** Start PROVIDED ENTRIES **

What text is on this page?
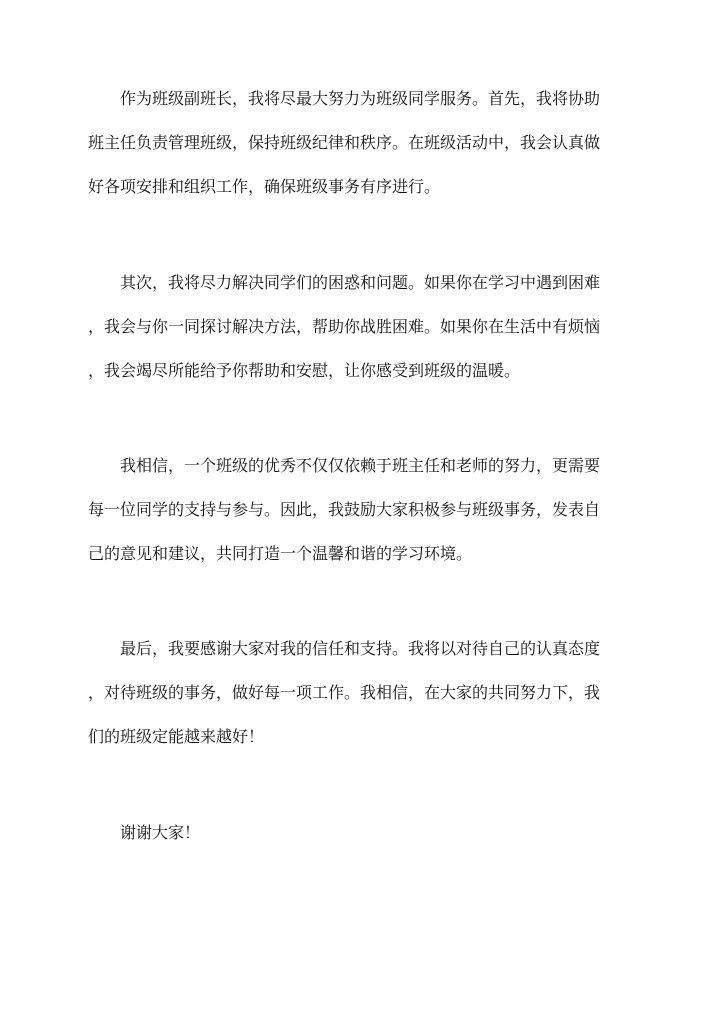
作为班级副班长，我将尽最大努力为班级同学服务。首先，我将协助
班主任负责管理班级，保持班级纪律和秩序。在班级活动中，我会认真做
好各项安排和组织工作，确保班级事务有序进行。
其次，我将尽力解决同学们的困惑和问题。如果你在学习中遇到困难
，我会与你一同探讨解决方法，帮助你战胜困难。如果你在生活中有烦恼
，我会竭尽所能给予你帮助和安慰，让你感受到班级的温暖。
我相信，一个班级的优秀不仅仅依赖于班主任和老师的努力，更需要
每一位同学的支持与参与。因此，我鼓励大家积极参与班级事务，发表自
己的意见和建议，共同打造一个温馨和谐的学习环境。
最后，我要感谢大家对我的信任和支持。我将以对待自己的认真态度
，对待班级的事务，做好每一项工作。我相信，在大家的共同努力下，我
们的班级定能越来越好！
谢谢大家！
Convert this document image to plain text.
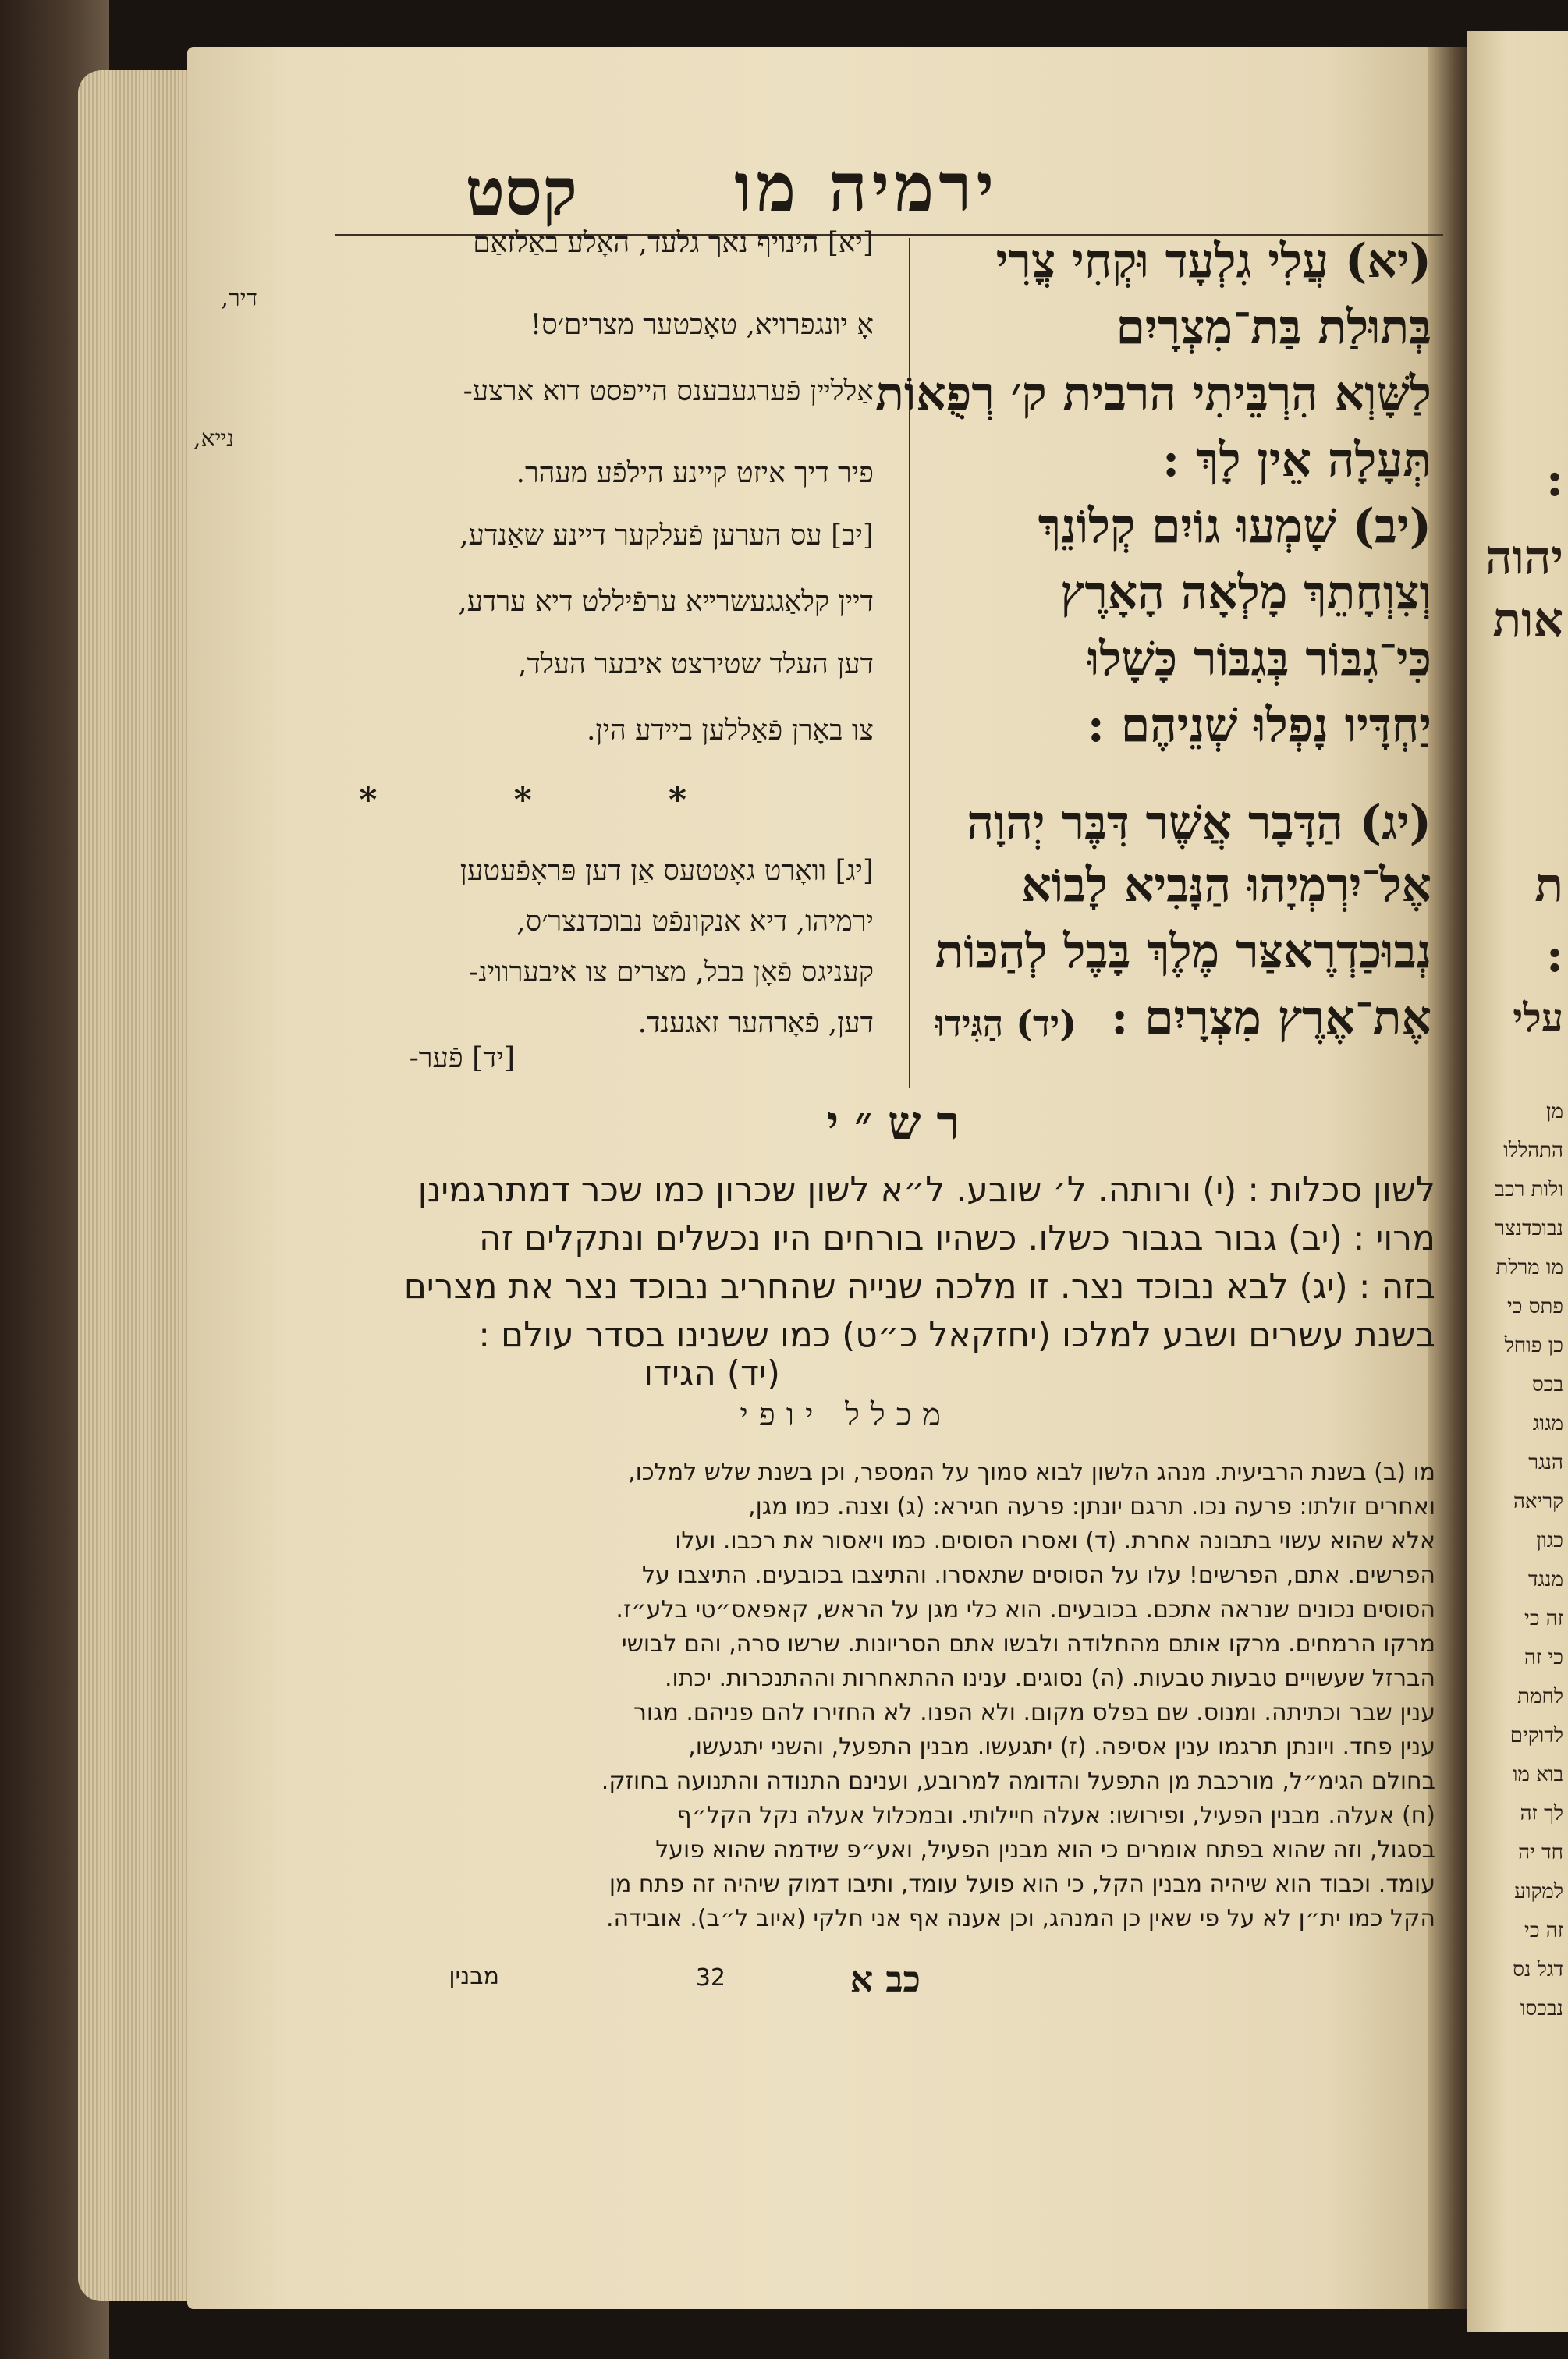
:
יהוה
אות
ת
:
עלי
מן
התהללו
ולות רכב
נבוכדנצר
מו מרלת
פתס כי
כן פוחל
בכס
מגוג
הנגר
קריאה
כגון
מנגד
זה כי
כי זה
לחמת
לדוקים
בוא מו
לך זה
חד יה
למקוע
זה כי
דגל נס
נבכסו
ירמיה מו
קסט
(יא) עֲלִי גִלְעָד וּקְחִי צֳרִי
בְּתוּלַת בַּת־מִצְרָיִם
לַשָּׁוְא הִרְבֵּיתִי הרבית ק׳ רְפֻאוֹת
תְּעָלָה אֵין לָךְ :
(יב) שָׁמְעוּ גוֹיִם קְלוֹנֵךְ
וְצִוְחָתֵךְ מָלְאָה הָאָרֶץ
כִּי־גִבּוֹר בְּגִבּוֹר כָּשָׁלוּ
יַחְדָּיו נָפְלוּ שְׁנֵיהֶם :
(יג) הַדָּבָר אֲשֶׁר דִּבֶּר יְהוָה
אֶל־יִרְמְיָהוּ הַנָּבִיא לָבוֹא
נְבוּכַדְרֶאצַּר מֶלֶךְ בָּבֶל לְהַכּוֹת
אֶת־אֶרֶץ מִצְרָיִם :
(יד) הַגִּידוּ
[יא] הינויף נאך גלעד, האָלע באַלזאַם
אָ יונגפרויא, טאָכטער מצרים׳ס!
דיר,
אַללײן פֿערגעבענס הייפסט דוא ארצע-
נײא,
פיר דיך איזט קיינע הילפֿע מעהר.
[יב] עס הערען פֿעלקער דיינע שאַנדע,
דיין קלאַגגעשרײא ערפֿיללט דיא ערדע,
דען העלד שטירצט איבער העלד,
צו באָרן פֿאַללען ביידע הין.
[יג] וואָרט גאָטטעס אַן דען פּראָפֿעטען
ירמיהו, דיא אנקונפֿט נבוכדנצר׳ס,
קעניגס פֿאָן בבל, מצרים צו איבערווינ-
דען, פֿאָרהער זאגענד.
[יד] פֿער-
* * *
רש״י
לשון סכלות : (י) ורותה. ל׳ שובע. ל״א לשון שכרון כמו שכר דמתרגמינן
מרוי : (יב) גבור בגבור כשלו. כשהיו בורחים היו נכשלים ונתקלים זה
בזה : (יג) לבא נבוכד נצר. זו מלכה שנייה שהחריב נבוכד נצר את מצרים
בשנת עשרים ושבע למלכו (יחזקאל כ״ט) כמו ששנינו בסדר עולם :
(יד) הגידו
מכלל יופי
מו (ב) בשנת הרביעית. מנהג הלשון לבוא סמוך על המספר, וכן בשנת שלש למלכו,
ואחרים זולתו: פרעה נכו. תרגם יונתן: פרעה חגירא: (ג) וצנה. כמו מגן,
אלא שהוא עשוי בתבונה אחרת. (ד) ואסרו הסוסים. כמו ויאסור את רכבו. ועלו
הפרשים. אתם, הפרשים! עלו על הסוסים שתאסרו. והתיצבו בכובעים. התיצבו על
הסוסים נכונים שנראה אתכם. בכובעים. הוא כלי מגן על הראש, קאפאס״טי בלע״ז.
מרקו הרמחים. מרקו אותם מהחלודה ולבשו אתם הסריונות. שרשו סרה, והם לבושי
הברזל שעשויים טבעות טבעות. (ה) נסוגים. ענינו ההתאחרות וההתנכרות. יכתו.
ענין שבר וכתיתה. ומנוס. שם בפלס מקום. ולא הפנו. לא החזירו להם פניהם. מגור
ענין פחד. ויונתן תרגמו ענין אסיפה. (ז) יתגעשו. מבנין התפעל, והשני יתגעשו,
בחולם הגימ״ל, מורכבת מן התפעל והדומה למרובע, וענינם התנודה והתנועה בחוזק.
(ח) אעלה. מבנין הפעיל, ופירושו: אעלה חיילותי. ובמכלול אעלה נקל הקל״ף
בסגול, וזה שהוא בפתח אומרים כי הוא מבנין הפעיל, ואע״פ שידמה שהוא פועל
עומד. וכבוד הוא שיהיה מבנין הקל, כי הוא פועל עומד, ותיבו דמוק שיהיה זה פתח מן
הקל כמו ית״ן לא על פי שאין כן המנהג, וכן אענה אף אני חלקי (איוב ל״ב). אובידה.
כב א
32
מבנין
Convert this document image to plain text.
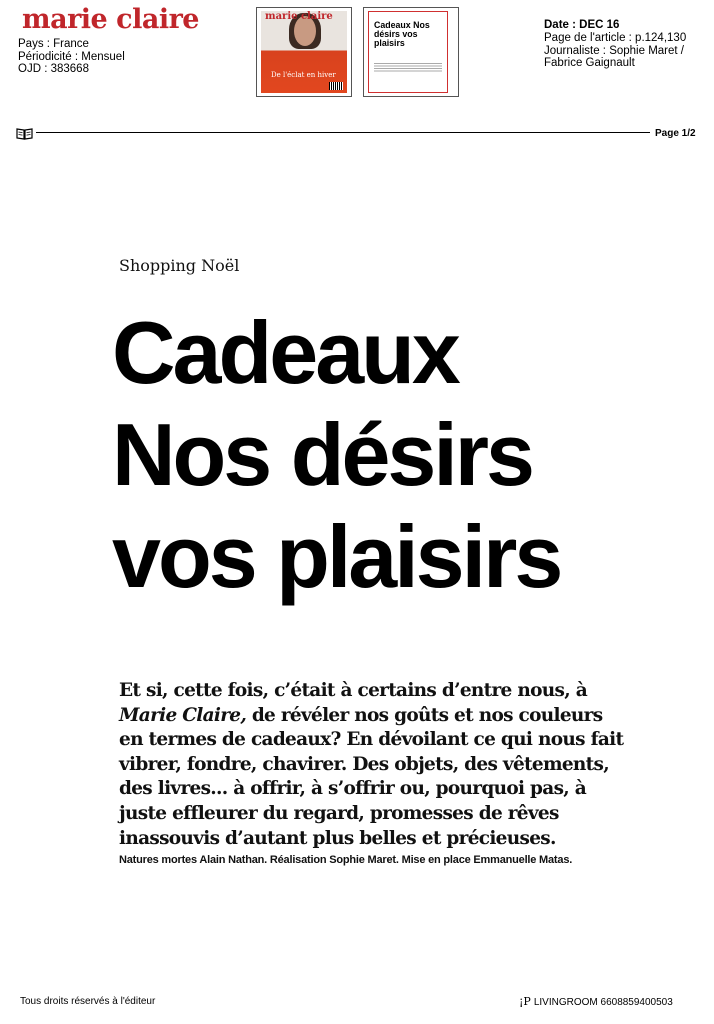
marie claire
Pays : France
Périodicité : Mensuel
OJD : 383668
marie claire
De l'éclat en hiver
Cadeaux Nos désirs vos plaisirs
Date : DEC 16
Page de l'article : p.124,130
Journaliste : Sophie Maret / Fabrice Gaignault
Page 1/2
Shopping Noël
Cadeaux
Nos désirs
vos plaisirs
Et si, cette fois, c’était à certains d’entre nous, à Marie Claire, de révéler nos goûts et nos couleurs en termes de cadeaux? En dévoilant ce qui nous fait vibrer, fondre, chavirer. Des objets, des vêtements, des livres... à offrir, à s’offrir ou, pourquoi pas, à juste effleurer du regard, promesses de rêves inassouvis d’autant plus belles et précieuses.
Natures mortes Alain Nathan. Réalisation Sophie Maret. Mise en place Emmanuelle Matas.
Tous droits réservés à l'éditeur	¡P LIVINGROOM 6608859400503
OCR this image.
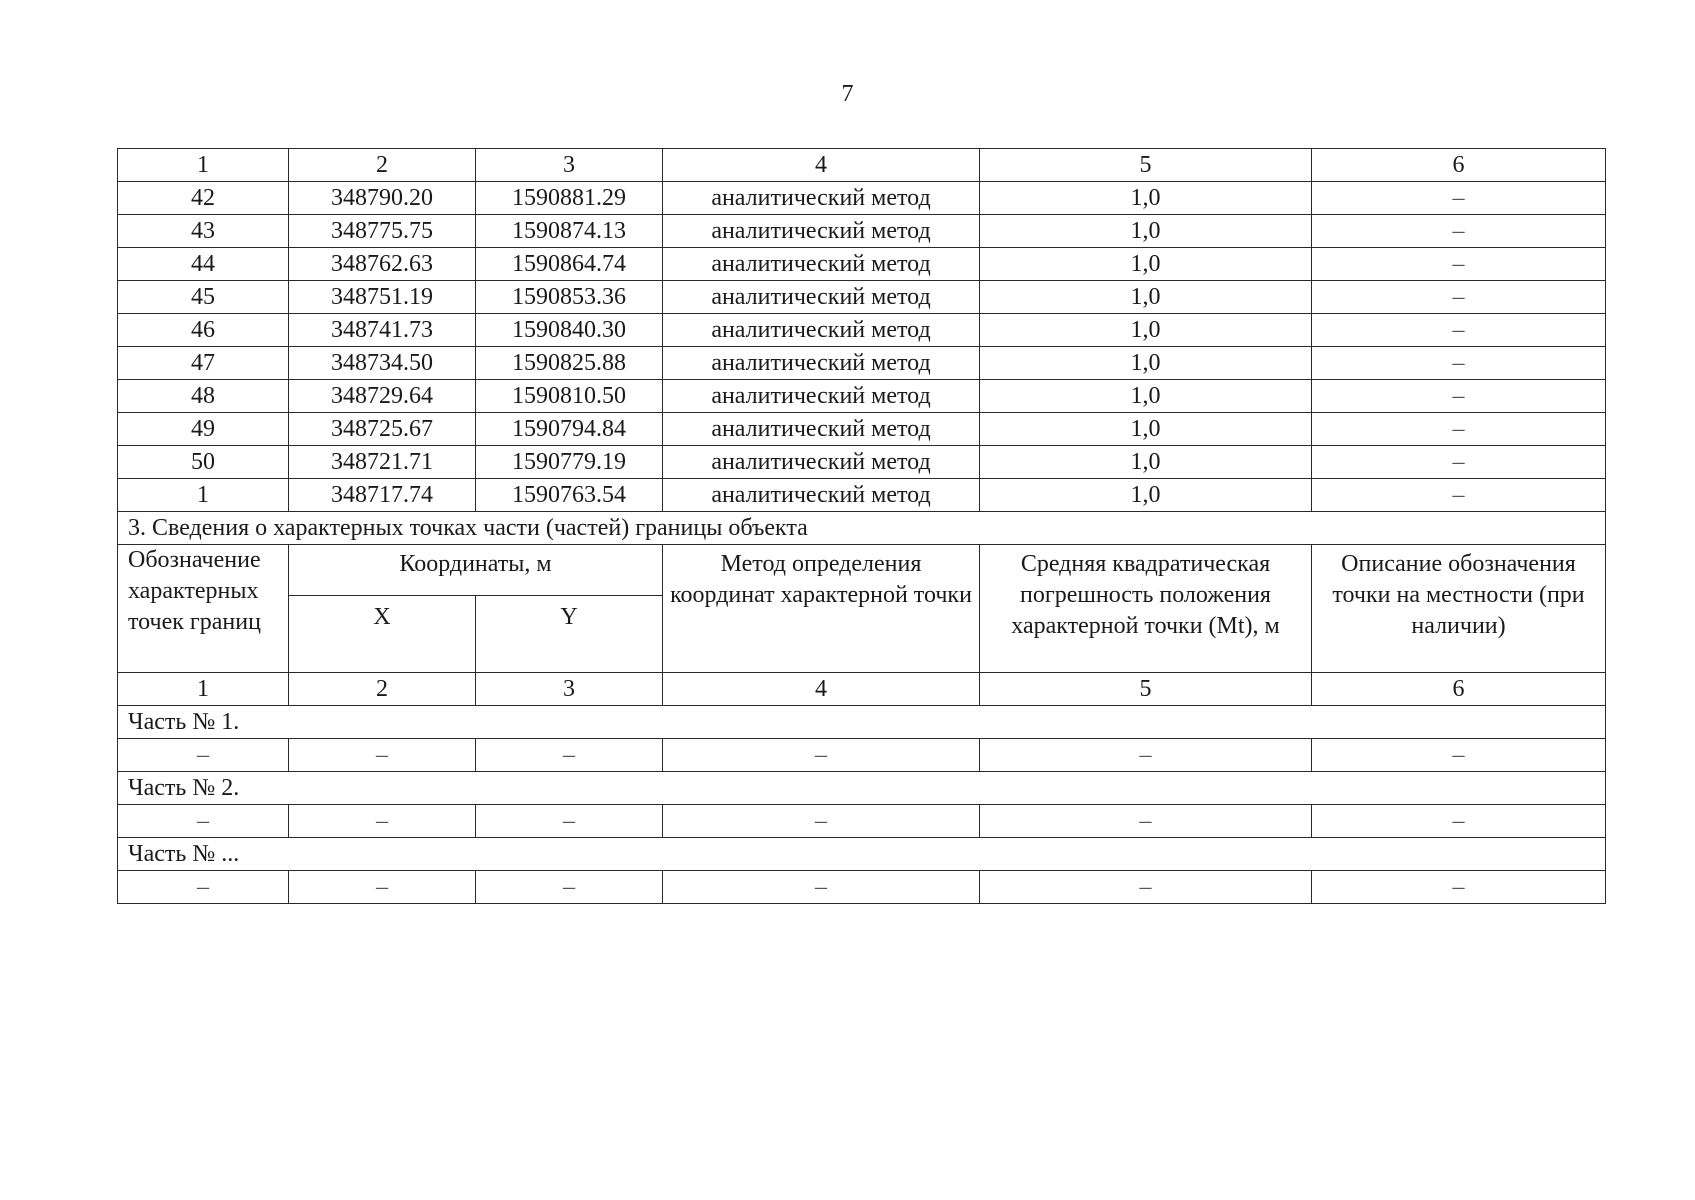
7
1	2	3	4	5	6
42	348790.20	1590881.29	аналитический метод	1,0	–
43	348775.75	1590874.13	аналитический метод	1,0	–
44	348762.63	1590864.74	аналитический метод	1,0	–
45	348751.19	1590853.36	аналитический метод	1,0	–
46	348741.73	1590840.30	аналитический метод	1,0	–
47	348734.50	1590825.88	аналитический метод	1,0	–
48	348729.64	1590810.50	аналитический метод	1,0	–
49	348725.67	1590794.84	аналитический метод	1,0	–
50	348721.71	1590779.19	аналитический метод	1,0	–
1	348717.74	1590763.54	аналитический метод	1,0	–
3. Сведения о характерных точках части (частей) границы объекта					
Обозначение характерных точек границ	Координаты, м		Метод определения координат характерной точки	Средняя квадратическая погрешность положения характерной точки (Mt), м	Описание обозначения точки на местности (при наличии)
	X	Y			
1	2	3	4	5	6
Часть № 1.					
–	–	–	–	–	–
Часть № 2.					
–	–	–	–	–	–
Часть № ...					
–	–	–	–	–	–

** End PROVIDED ENTRIES **

▶ REQUIRED TASK
Copy every single line of the material above that holds "למלכו".

▶ RESPONSE TO THE EXERCISE
בשנת עשרים ושבע למלכו (יחזקאל כ״ט) כמו ששנינו בסדר עולם :
מו (ב) בשנת הרביעית. מנהג הלשון לבוא סמוך על המספר, וכן בשנת שלש למלכו,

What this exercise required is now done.